What to produce:
Leave every picture out and write out the records below exactly.

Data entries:
— start —

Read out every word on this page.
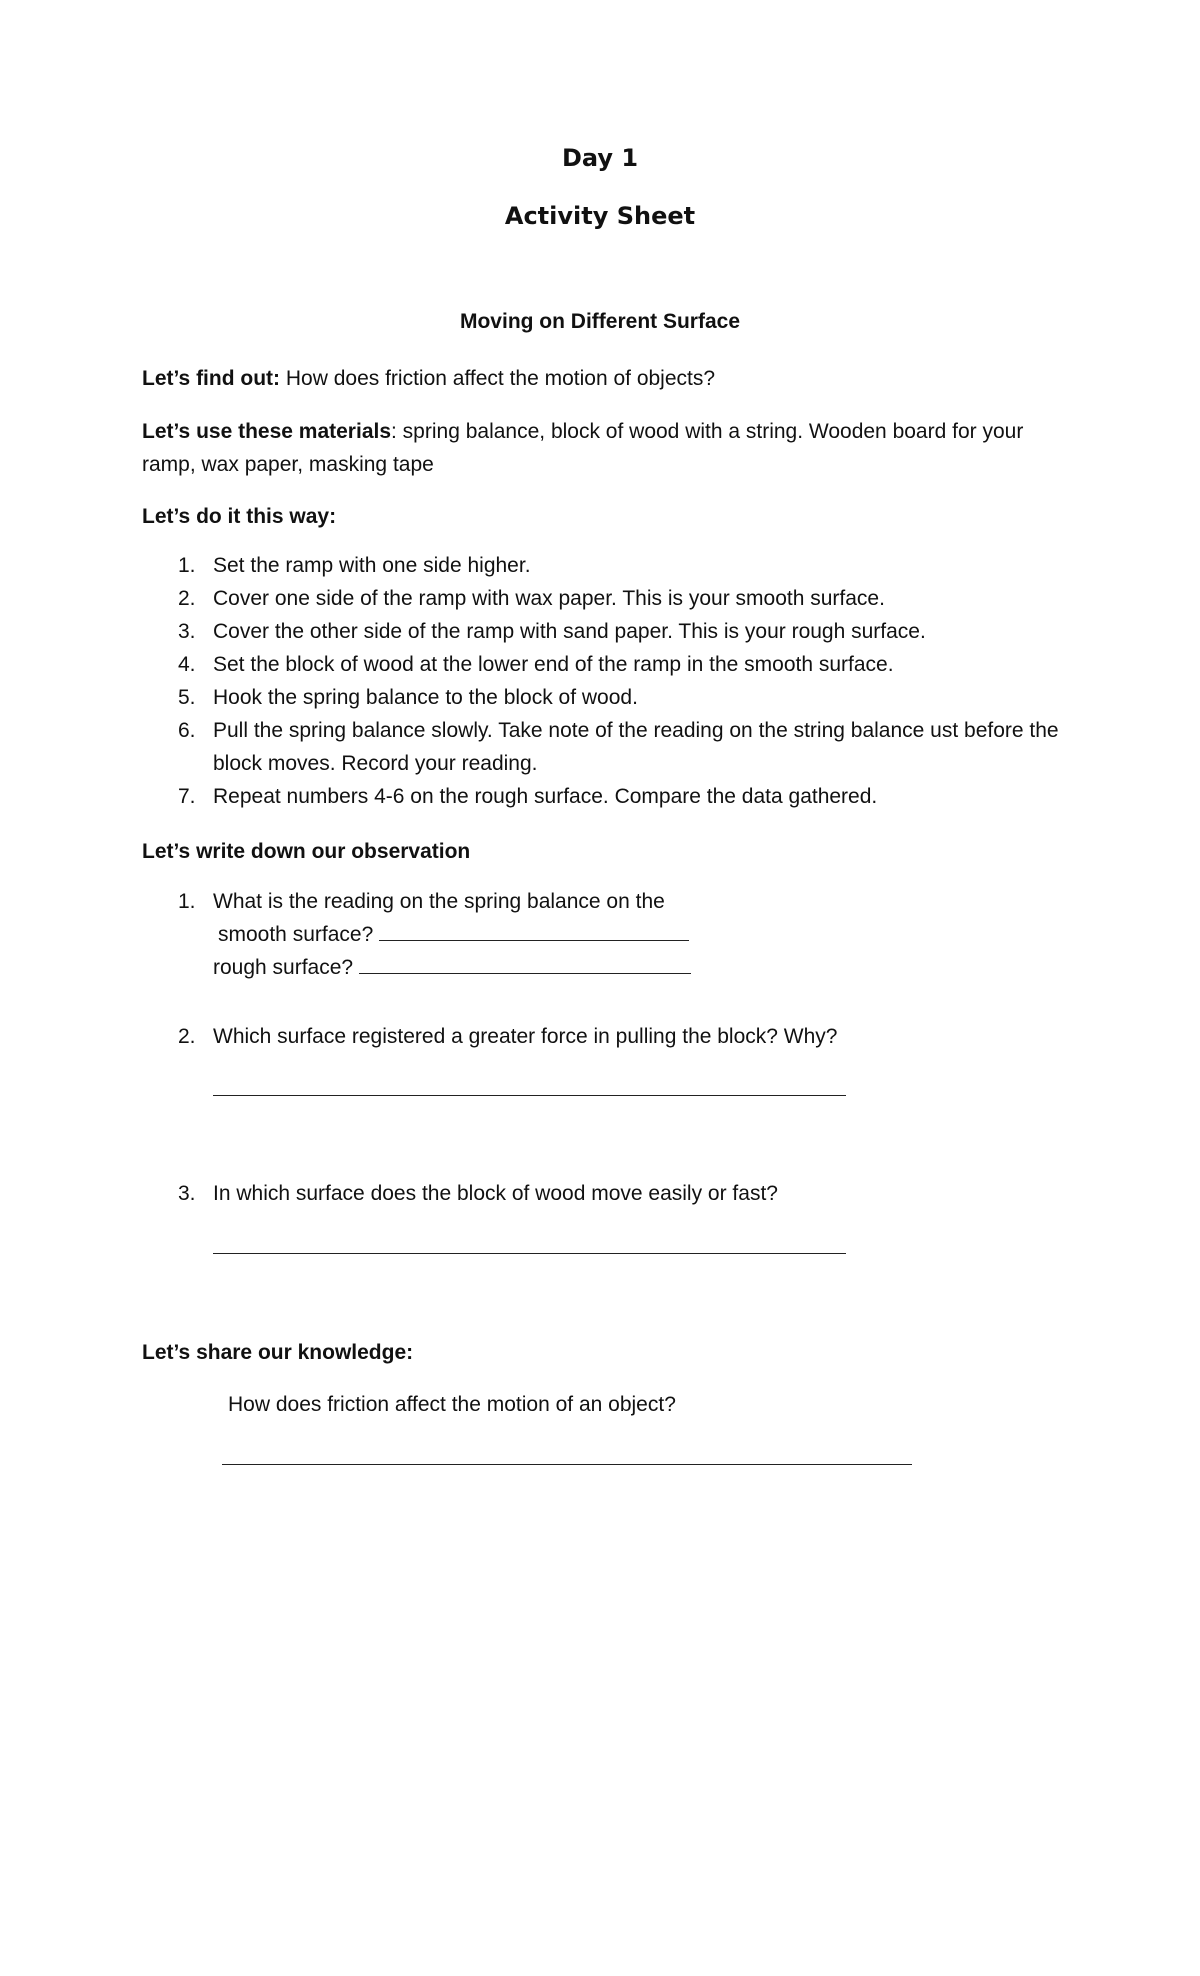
Day 1
Activity Sheet
Moving on Different Surface
Let’s find out: How does friction affect the motion of objects?
Let’s use these materials: spring balance, block of wood with a string. Wooden board for your ramp, wax paper, masking tape
Let’s do it this way:
1. Set the ramp with one side higher.
2. Cover one side of the ramp with wax paper. This is your smooth surface.
3. Cover the other side of the ramp with sand paper. This is your rough surface.
4. Set the block of wood at the lower end of the ramp in the smooth surface.
5. Hook the spring balance to the block of wood.
6. Pull the spring balance slowly. Take note of the reading on the string balance ust before the block moves. Record your reading.
7. Repeat numbers 4-6 on the rough surface. Compare the data gathered.
Let’s write down our observation
1. What is the reading on the spring balance on the
smooth surface?
rough surface?
2. Which surface registered a greater force in pulling the block? Why?
3. In which surface does the block of wood move easily or fast?
Let’s share our knowledge:
How does friction affect the motion of an object?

— end —

Finished answer:
Read out every word on this page.
Day 1
Activity Sheet
Moving on Different Surface
Let’s find out: How does friction affect the motion of objects?
Let’s use these materials: spring balance, block of wood with a string. Wooden board for your ramp, wax paper, masking tape
Let’s do it this way:
1. Set the ramp with one side higher.
2. Cover one side of the ramp with wax paper. This is your smooth surface.
3. Cover the other side of the ramp with sand paper. This is your rough surface.
4. Set the block of wood at the lower end of the ramp in the smooth surface.
5. Hook the spring balance to the block of wood.
6. Pull the spring balance slowly. Take note of the reading on the string balance ust before the block moves. Record your reading.
7. Repeat numbers 4-6 on the rough surface. Compare the data gathered.
Let’s write down our observation
1. What is the reading on the spring balance on the
smooth surface?
rough surface?
2. Which surface registered a greater force in pulling the block? Why?
3. In which surface does the block of wood move easily or fast?
Let’s share our knowledge:
How does friction affect the motion of an object?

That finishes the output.